---- Dataset records

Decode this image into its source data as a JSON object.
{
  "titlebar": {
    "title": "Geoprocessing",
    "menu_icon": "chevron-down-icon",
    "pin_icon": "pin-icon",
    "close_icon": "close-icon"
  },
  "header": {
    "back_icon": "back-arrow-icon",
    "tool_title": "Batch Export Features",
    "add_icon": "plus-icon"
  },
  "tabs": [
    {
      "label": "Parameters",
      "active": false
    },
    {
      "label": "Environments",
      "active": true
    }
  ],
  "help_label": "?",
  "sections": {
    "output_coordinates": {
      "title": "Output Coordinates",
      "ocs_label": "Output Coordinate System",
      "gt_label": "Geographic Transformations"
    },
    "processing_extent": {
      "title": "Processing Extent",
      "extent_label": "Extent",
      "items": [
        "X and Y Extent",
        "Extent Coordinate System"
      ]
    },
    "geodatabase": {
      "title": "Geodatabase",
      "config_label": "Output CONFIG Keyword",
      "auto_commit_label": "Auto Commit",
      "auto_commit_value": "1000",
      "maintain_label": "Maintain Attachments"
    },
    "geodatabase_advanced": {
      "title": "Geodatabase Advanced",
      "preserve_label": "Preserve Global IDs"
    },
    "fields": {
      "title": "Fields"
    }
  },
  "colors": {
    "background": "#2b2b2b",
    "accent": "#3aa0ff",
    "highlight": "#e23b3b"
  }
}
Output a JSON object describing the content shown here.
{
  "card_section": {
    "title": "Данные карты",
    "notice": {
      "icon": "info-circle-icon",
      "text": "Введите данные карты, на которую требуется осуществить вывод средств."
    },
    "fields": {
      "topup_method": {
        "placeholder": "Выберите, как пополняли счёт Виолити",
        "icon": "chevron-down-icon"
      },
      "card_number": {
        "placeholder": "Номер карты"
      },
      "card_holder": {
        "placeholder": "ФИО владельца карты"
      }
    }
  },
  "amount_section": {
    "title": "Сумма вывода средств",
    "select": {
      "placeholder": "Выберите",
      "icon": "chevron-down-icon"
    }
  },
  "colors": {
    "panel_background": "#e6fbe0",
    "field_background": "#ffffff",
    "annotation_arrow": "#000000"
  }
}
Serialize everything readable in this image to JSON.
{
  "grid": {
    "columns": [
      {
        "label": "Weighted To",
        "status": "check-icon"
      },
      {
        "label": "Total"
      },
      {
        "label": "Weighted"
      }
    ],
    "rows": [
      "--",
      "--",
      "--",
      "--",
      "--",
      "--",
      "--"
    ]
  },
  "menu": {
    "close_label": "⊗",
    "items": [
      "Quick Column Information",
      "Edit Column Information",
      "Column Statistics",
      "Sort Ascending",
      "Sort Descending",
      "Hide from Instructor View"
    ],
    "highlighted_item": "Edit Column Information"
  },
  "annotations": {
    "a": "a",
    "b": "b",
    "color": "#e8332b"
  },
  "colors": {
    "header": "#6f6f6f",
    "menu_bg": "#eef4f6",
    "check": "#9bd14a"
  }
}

--------

What the exercise asks -
Go through the lines above. Select every one that has the string "средств".

Completed task -
      "text": "Введите данные карты, на которую требуется осуществить вывод средств."
    "title": "Сумма вывода средств",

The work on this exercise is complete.